- _İstenen görev 1_:
Veri satırlarından "- Text: 1.8: 1.8: [1148, 1311, 1173, 1325]" ifadesini içeren satır ile "- Text: 18: 18: [1150, 1247, 1169, 1263]" ifadesini içeren satır arasındakileri, bu iki satır da dahil olmak üzere, hiçbir değişiklik yapmadan tekrarlayınız.
╭─ Verilen metin
Sanık Cengiz Özel’in evinin güvenli kabul edildiği belirtilen gerekçeli kararda, terörist Şafak Yayla’nın bu evde kaldığı, örgüt içerisinde Savcı Kiraz’ın şehit edilmesinin öncesinde evin güvenli olması ve olay öncesinde kullanılacağı gerekçesiyle gidilmemesi yönünde talimat verildiği belirtildi.

Gerekçeli kararda, sanık Deniz Özel’e yönelik ağabeyi Cengiz Özel’in tanıdığı ve kendisinin de fotoğraflardan teşhis ettiği örgüt mensubu kişilerin kıyafet- yemek gibi ihtiyaçlarını giderdiklerine ilişkin beyanları olduğu belirtildi.

Kısa karar

Mahkeme heyetince 11 Temmuz’da verilen kararda, tutuklu sanıklar Mustafa Koçak ve Murat Canım, “anayasal düzeni ortadan kaldırmaya teşebbüs etme” suçundan ağırlaştırılmış müebbet hapis cezasına çarptırılırken, bu sanıklar ayrıca, savcı Kiraz’ın şehit edilmesiyle ilgili, “kasten öldürmeye yardım” suçundan 27 yıl, “kamu görevlisini silahla hürriyetinden yoksun kılma” suçundan 12 yıl ve “ateşli silahlar kanununa muhalefet” suçundan 3 yıl (2 bin 700 lira da adli para cezası) olmak üzere toplam 42’şer yıl hapis cezasına mahkum edilmişti.
╰─
╭─ Veri satırları
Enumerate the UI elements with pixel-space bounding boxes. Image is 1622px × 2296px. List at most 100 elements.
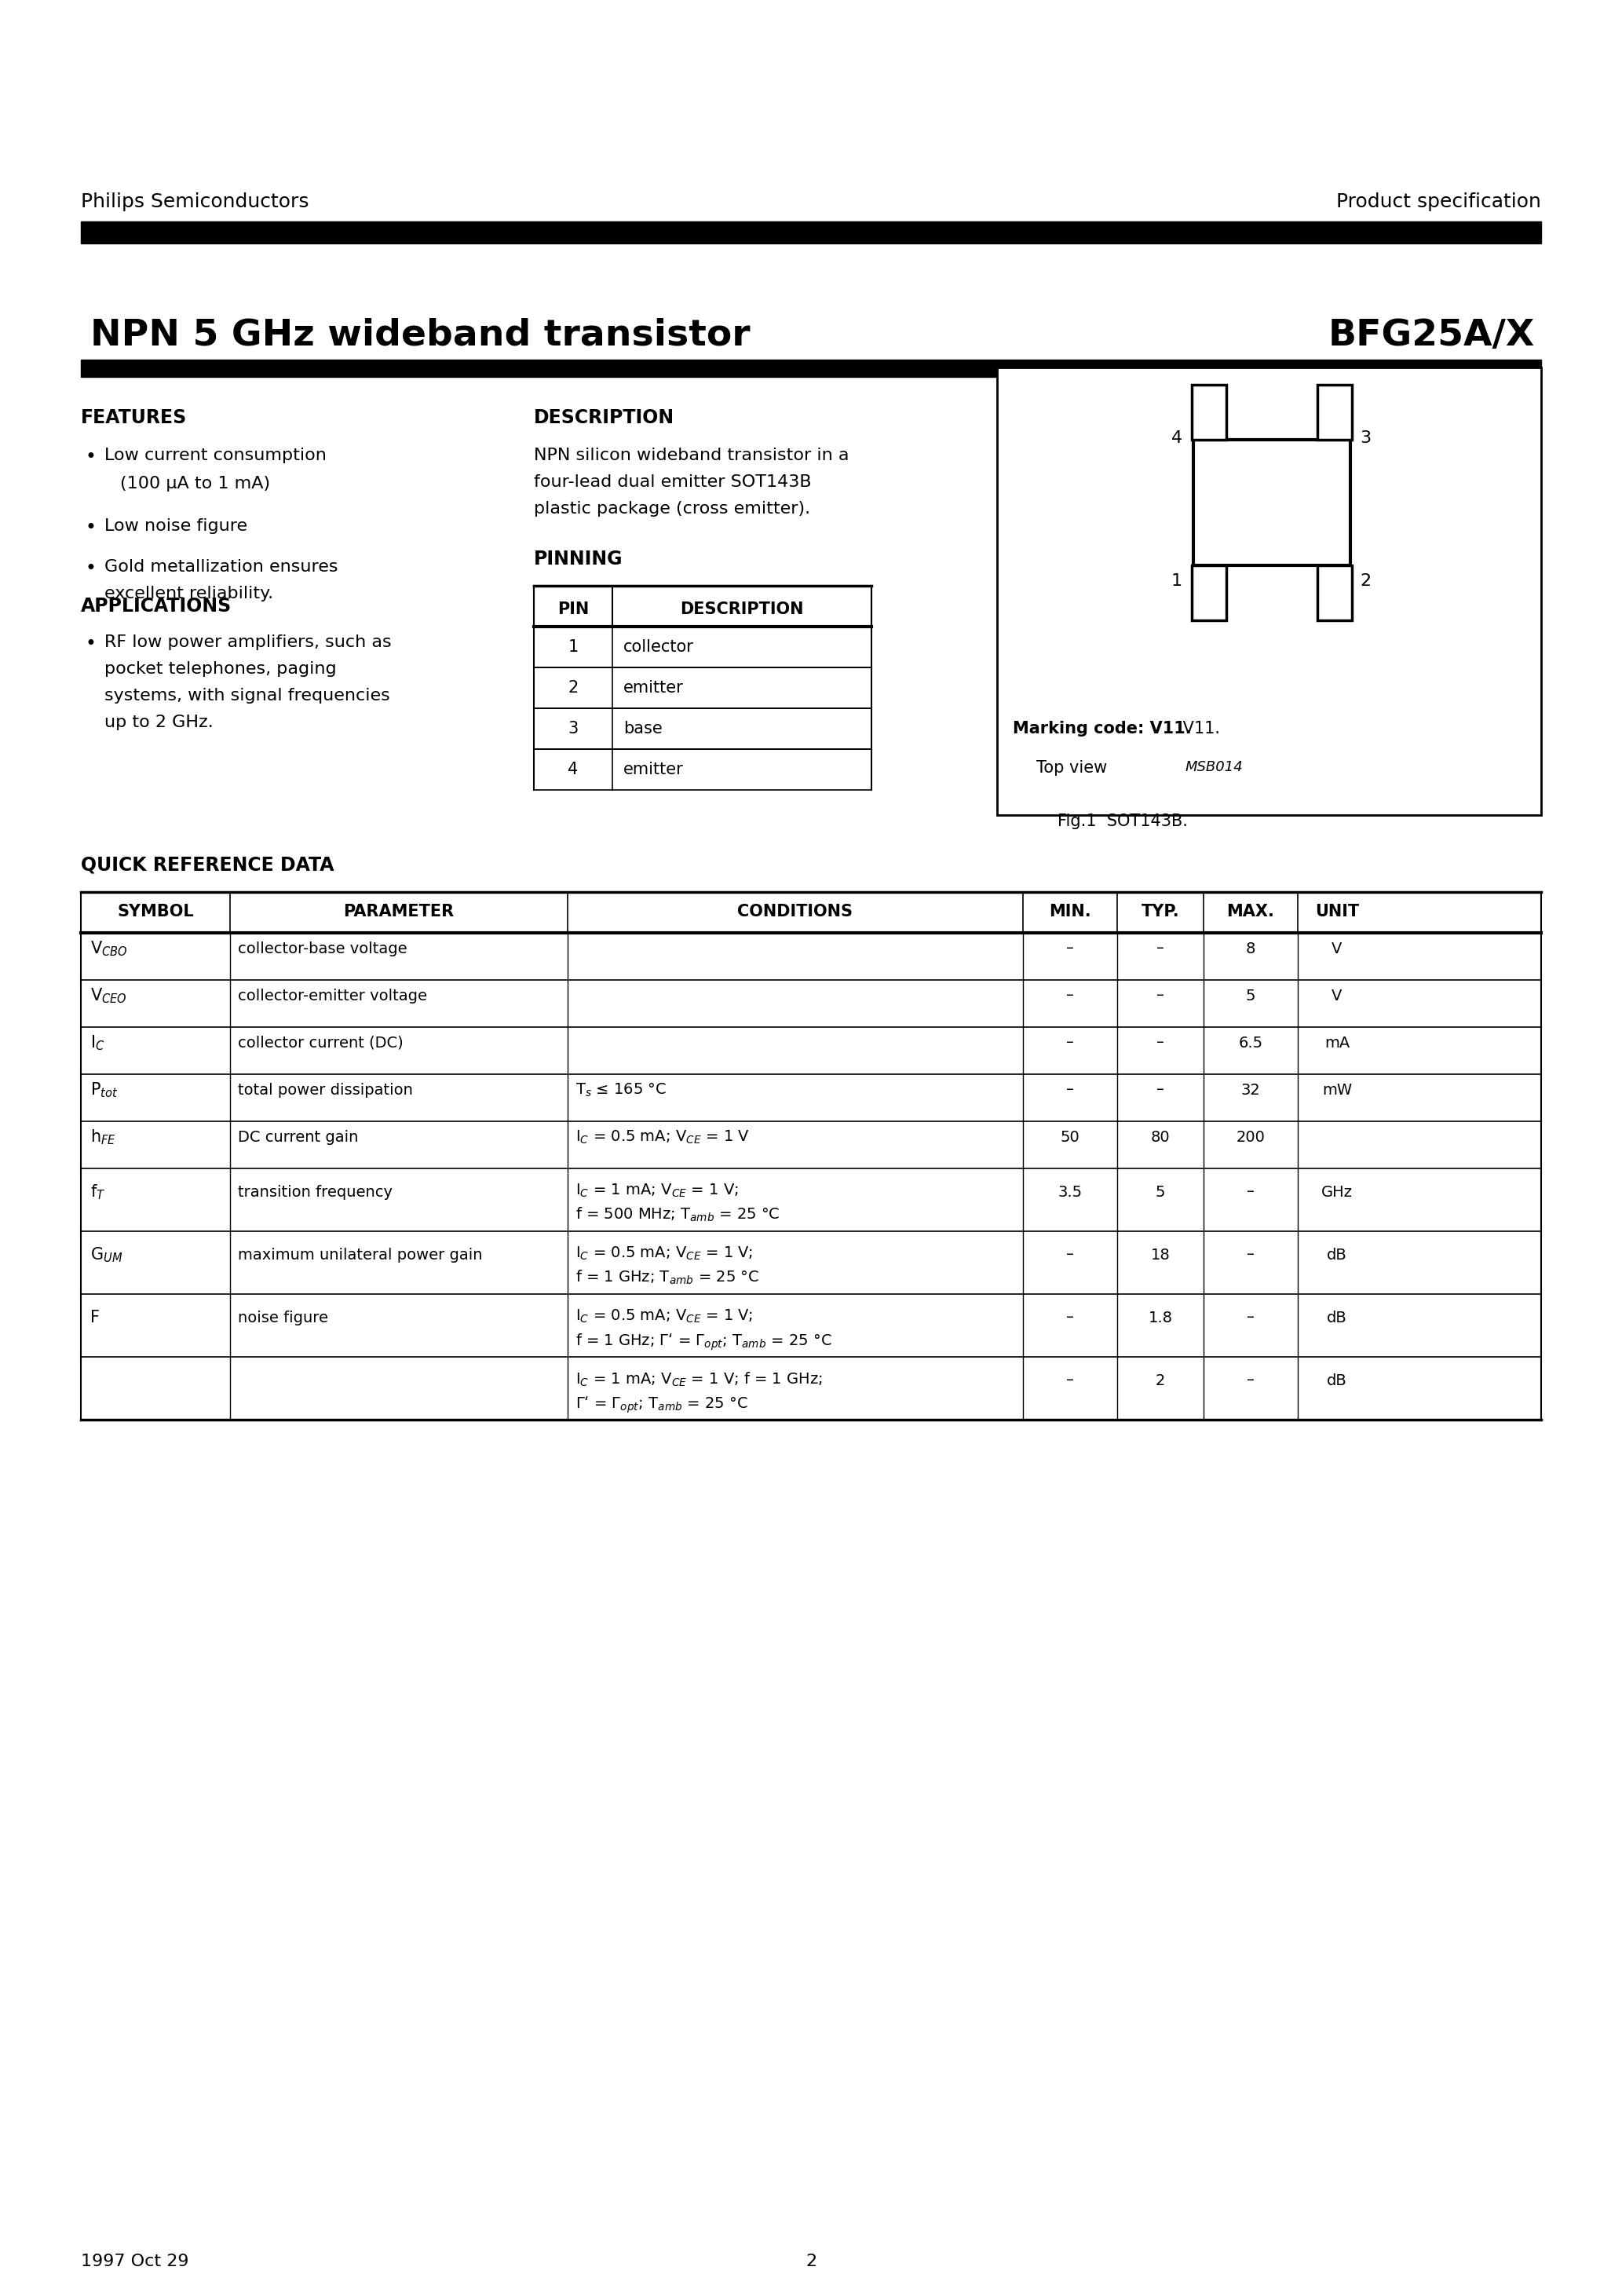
- Text: 1.8: 1.8: [1148, 1311, 1173, 1325]
- Text: 2: 2: [568, 680, 579, 696]
- Text: collector-emitter voltage: collector-emitter voltage: [238, 987, 427, 1003]
- Text: •: •: [84, 448, 96, 466]
- Text: PIN: PIN: [558, 602, 589, 618]
- Text: F: F: [91, 1309, 99, 1325]
- Text: 4: 4: [1171, 429, 1182, 445]
- Text: I$_{C}$ = 0.5 mA; V$_{CE}$ = 1 V: I$_{C}$ = 0.5 mA; V$_{CE}$ = 1 V: [576, 1130, 749, 1146]
- Text: 3: 3: [568, 721, 579, 737]
- Text: plastic package (cross emitter).: plastic package (cross emitter).: [534, 501, 811, 517]
- Text: 2: 2: [1155, 1373, 1165, 1387]
- Text: pocket telephones, paging: pocket telephones, paging: [104, 661, 336, 677]
- Text: 3: 3: [1359, 429, 1371, 445]
- Text: –: –: [1156, 1035, 1165, 1049]
- Text: V: V: [1332, 941, 1343, 955]
- Text: I$_{C}$ = 1 mA; V$_{CE}$ = 1 V; f = 1 GHz;: I$_{C}$ = 1 mA; V$_{CE}$ = 1 V; f = 1 GH…: [576, 1371, 822, 1389]
- Text: –: –: [1066, 1373, 1074, 1387]
- Text: –: –: [1066, 1081, 1074, 1097]
- Text: DESCRIPTION: DESCRIPTION: [680, 602, 805, 618]
- Text: excellent reliability.: excellent reliability.: [104, 585, 274, 602]
- Text: Γʻ = Γ$_{opt}$; T$_{amb}$ = 25 °C: Γʻ = Γ$_{opt}$; T$_{amb}$ = 25 °C: [576, 1394, 748, 1414]
- Text: TYP.: TYP.: [1142, 905, 1179, 918]
- Bar: [1192, 565, 1226, 620]
- Text: –: –: [1156, 987, 1165, 1003]
- Text: noise figure: noise figure: [238, 1311, 328, 1325]
- Text: transition frequency: transition frequency: [238, 1185, 393, 1199]
- Text: mW: mW: [1322, 1081, 1353, 1097]
- Text: 1: 1: [568, 638, 579, 654]
- Text: f = 500 MHz; T$_{amb}$ = 25 °C: f = 500 MHz; T$_{amb}$ = 25 °C: [576, 1205, 780, 1224]
- Text: NPN 5 GHz wideband transistor: NPN 5 GHz wideband transistor: [91, 319, 751, 354]
- Text: Marking code: V11.: Marking code: V11.: [1012, 721, 1192, 737]
- Bar: [1194, 441, 1351, 565]
- Text: –: –: [1066, 941, 1074, 955]
- Text: 5: 5: [1246, 987, 1255, 1003]
- Text: 18: 18: [1150, 1247, 1169, 1263]
- Text: –: –: [1247, 1185, 1254, 1199]
- Text: –: –: [1247, 1247, 1254, 1263]
- Text: base: base: [623, 721, 662, 737]
- Text: T$_{s}$ ≤ 165 °C: T$_{s}$ ≤ 165 °C: [576, 1081, 667, 1097]
- Text: 4: 4: [568, 762, 579, 778]
- Text: UNIT: UNIT: [1315, 905, 1359, 918]
- Text: BFG25A/X: BFG25A/X: [1328, 319, 1534, 354]
- Bar: [534, 585, 871, 627]
- Text: collector: collector: [623, 638, 694, 654]
- Text: •: •: [84, 519, 96, 537]
- Text: f = 1 GHz; T$_{amb}$ = 25 °C: f = 1 GHz; T$_{amb}$ = 25 °C: [576, 1270, 759, 1286]
- Text: 2: 2: [1359, 574, 1371, 588]
- Text: I$_{C}$ = 0.5 mA; V$_{CE}$ = 1 V;: I$_{C}$ = 0.5 mA; V$_{CE}$ = 1 V;: [576, 1244, 753, 1263]
- Text: four-lead dual emitter SOT143B: four-lead dual emitter SOT143B: [534, 475, 811, 489]
- Text: MAX.: MAX.: [1226, 905, 1275, 918]
- Text: NPN silicon wideband transistor in a: NPN silicon wideband transistor in a: [534, 448, 848, 464]
- Text: APPLICATIONS: APPLICATIONS: [81, 597, 232, 615]
- Text: collector current (DC): collector current (DC): [238, 1035, 404, 1049]
- Text: 3.5: 3.5: [1058, 1185, 1082, 1199]
- Text: V$_{CBO}$: V$_{CBO}$: [91, 939, 128, 957]
- Text: maximum unilateral power gain: maximum unilateral power gain: [238, 1247, 482, 1263]
- Bar: [998, 367, 1541, 815]
- Text: QUICK REFERENCE DATA: QUICK REFERENCE DATA: [81, 856, 334, 875]
- Text: –: –: [1156, 1081, 1165, 1097]
- Text: 6.5: 6.5: [1239, 1035, 1264, 1049]
- Text: dB: dB: [1327, 1373, 1348, 1387]
- Text: PINNING: PINNING: [534, 549, 623, 569]
- Text: 200: 200: [1236, 1130, 1265, 1143]
- Text: Top view: Top view: [1036, 760, 1108, 776]
- Text: Fig.1  SOT143B.: Fig.1 SOT143B.: [1058, 813, 1187, 829]
- Text: I$_{C}$: I$_{C}$: [91, 1033, 105, 1052]
- Text: CONDITIONS: CONDITIONS: [738, 905, 853, 918]
- Text: PARAMETER: PARAMETER: [344, 905, 454, 918]
- Text: (100 μA to 1 mA): (100 μA to 1 mA): [120, 475, 271, 491]
- Text: V$_{CEO}$: V$_{CEO}$: [91, 987, 127, 1006]
- Text: DC current gain: DC current gain: [238, 1130, 358, 1143]
- Text: systems, with signal frequencies: systems, with signal frequencies: [104, 689, 389, 703]
- Text: 2: 2: [806, 2255, 816, 2268]
- Text: 80: 80: [1150, 1130, 1169, 1143]
- Text: FEATURES: FEATURES: [81, 409, 187, 427]
- Text: Low current consumption: Low current consumption: [104, 448, 326, 464]
- Text: 5: 5: [1155, 1185, 1165, 1199]
- Text: V: V: [1332, 987, 1343, 1003]
- Text: DESCRIPTION: DESCRIPTION: [534, 409, 675, 427]
- Text: –: –: [1247, 1311, 1254, 1325]
- Text: 8: 8: [1246, 941, 1255, 955]
- Text: •: •: [84, 634, 96, 654]
- Text: total power dissipation: total power dissipation: [238, 1081, 414, 1097]
- Text: Philips Semiconductors: Philips Semiconductors: [81, 193, 308, 211]
- Text: 1997 Oct 29: 1997 Oct 29: [81, 2255, 188, 2268]
- Bar: [1317, 565, 1351, 620]
- Text: RF low power amplifiers, such as: RF low power amplifiers, such as: [104, 634, 391, 650]
- Text: P$_{tot}$: P$_{tot}$: [91, 1081, 118, 1100]
- Text: G$_{UM}$: G$_{UM}$: [91, 1244, 123, 1265]
- Text: emitter: emitter: [623, 680, 683, 696]
- Text: h$_{FE}$: h$_{FE}$: [91, 1127, 117, 1146]
- Bar: [81, 360, 1541, 377]
- Text: f$_{T}$: f$_{T}$: [91, 1182, 105, 1201]
- Text: I$_{C}$ = 1 mA; V$_{CE}$ = 1 V;: I$_{C}$ = 1 mA; V$_{CE}$ = 1 V;: [576, 1182, 738, 1199]
- Bar: [81, 220, 1541, 243]
- Text: –: –: [1066, 1311, 1074, 1325]
- Text: f = 1 GHz; Γʻ = Γ$_{opt}$; T$_{amb}$ = 25 °C: f = 1 GHz; Γʻ = Γ$_{opt}$; T$_{amb}$ = 2…: [576, 1332, 832, 1352]
- Bar: [1192, 386, 1226, 441]
- Text: 50: 50: [1061, 1130, 1080, 1143]
- Text: mA: mA: [1324, 1035, 1350, 1049]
╰─
- _İstenen görev 2_:
Verilen metinde tırnak içinde adı geçen suçların tamamını sıralayınız.

- _Görevin cevabı 1_:
- Text: 1.8: 1.8: [1148, 1311, 1173, 1325]
- Text: 2: 2: [568, 680, 579, 696]
- Text: collector-emitter voltage: collector-emitter voltage: [238, 987, 427, 1003]
- Text: •: •: [84, 448, 96, 466]
- Text: PIN: PIN: [558, 602, 589, 618]
- Text: F: F: [91, 1309, 99, 1325]
- Text: 4: 4: [1171, 429, 1182, 445]
- Text: I$_{C}$ = 0.5 mA; V$_{CE}$ = 1 V: I$_{C}$ = 0.5 mA; V$_{CE}$ = 1 V: [576, 1130, 749, 1146]
- Text: 3: 3: [568, 721, 579, 737]
- Text: plastic package (cross emitter).: plastic package (cross emitter).: [534, 501, 811, 517]
- Text: 2: 2: [1155, 1373, 1165, 1387]
- Text: pocket telephones, paging: pocket telephones, paging: [104, 661, 336, 677]
- Text: 3: 3: [1359, 429, 1371, 445]
- Text: –: –: [1156, 1035, 1165, 1049]
- Text: V: V: [1332, 941, 1343, 955]
- Text: I$_{C}$ = 1 mA; V$_{CE}$ = 1 V; f = 1 GHz;: I$_{C}$ = 1 mA; V$_{CE}$ = 1 V; f = 1 GH…: [576, 1371, 822, 1389]
- Text: –: –: [1066, 1373, 1074, 1387]
- Text: –: –: [1066, 1081, 1074, 1097]
- Text: DESCRIPTION: DESCRIPTION: [680, 602, 805, 618]
- Text: excellent reliability.: excellent reliability.: [104, 585, 274, 602]
- Text: Γʻ = Γ$_{opt}$; T$_{amb}$ = 25 °C: Γʻ = Γ$_{opt}$; T$_{amb}$ = 25 °C: [576, 1394, 748, 1414]
- Text: TYP.: TYP.: [1142, 905, 1179, 918]
- Bar: [1192, 565, 1226, 620]
- Text: –: –: [1156, 987, 1165, 1003]
- Text: noise figure: noise figure: [238, 1311, 328, 1325]
- Text: transition frequency: transition frequency: [238, 1185, 393, 1199]
- Text: mW: mW: [1322, 1081, 1353, 1097]
- Text: 1: 1: [568, 638, 579, 654]
- Text: f = 500 MHz; T$_{amb}$ = 25 °C: f = 500 MHz; T$_{amb}$ = 25 °C: [576, 1205, 780, 1224]
- Text: NPN 5 GHz wideband transistor: NPN 5 GHz wideband transistor: [91, 319, 751, 354]
- Text: Marking code: V11.: Marking code: V11.: [1012, 721, 1192, 737]
- Bar: [1194, 441, 1351, 565]
- Text: –: –: [1066, 941, 1074, 955]
- Text: 5: 5: [1246, 987, 1255, 1003]
- Text: 18: 18: [1150, 1247, 1169, 1263]

- _Görevin cevabı 2_:
- Anayasal düzeni ortadan kaldırmaya teşebbüs etme
- Kasten öldürmeye yardım
- Kamu görevlisini silahla hürriyetinden yoksun kılma
- Ateşli silahlar kanununa muhalefet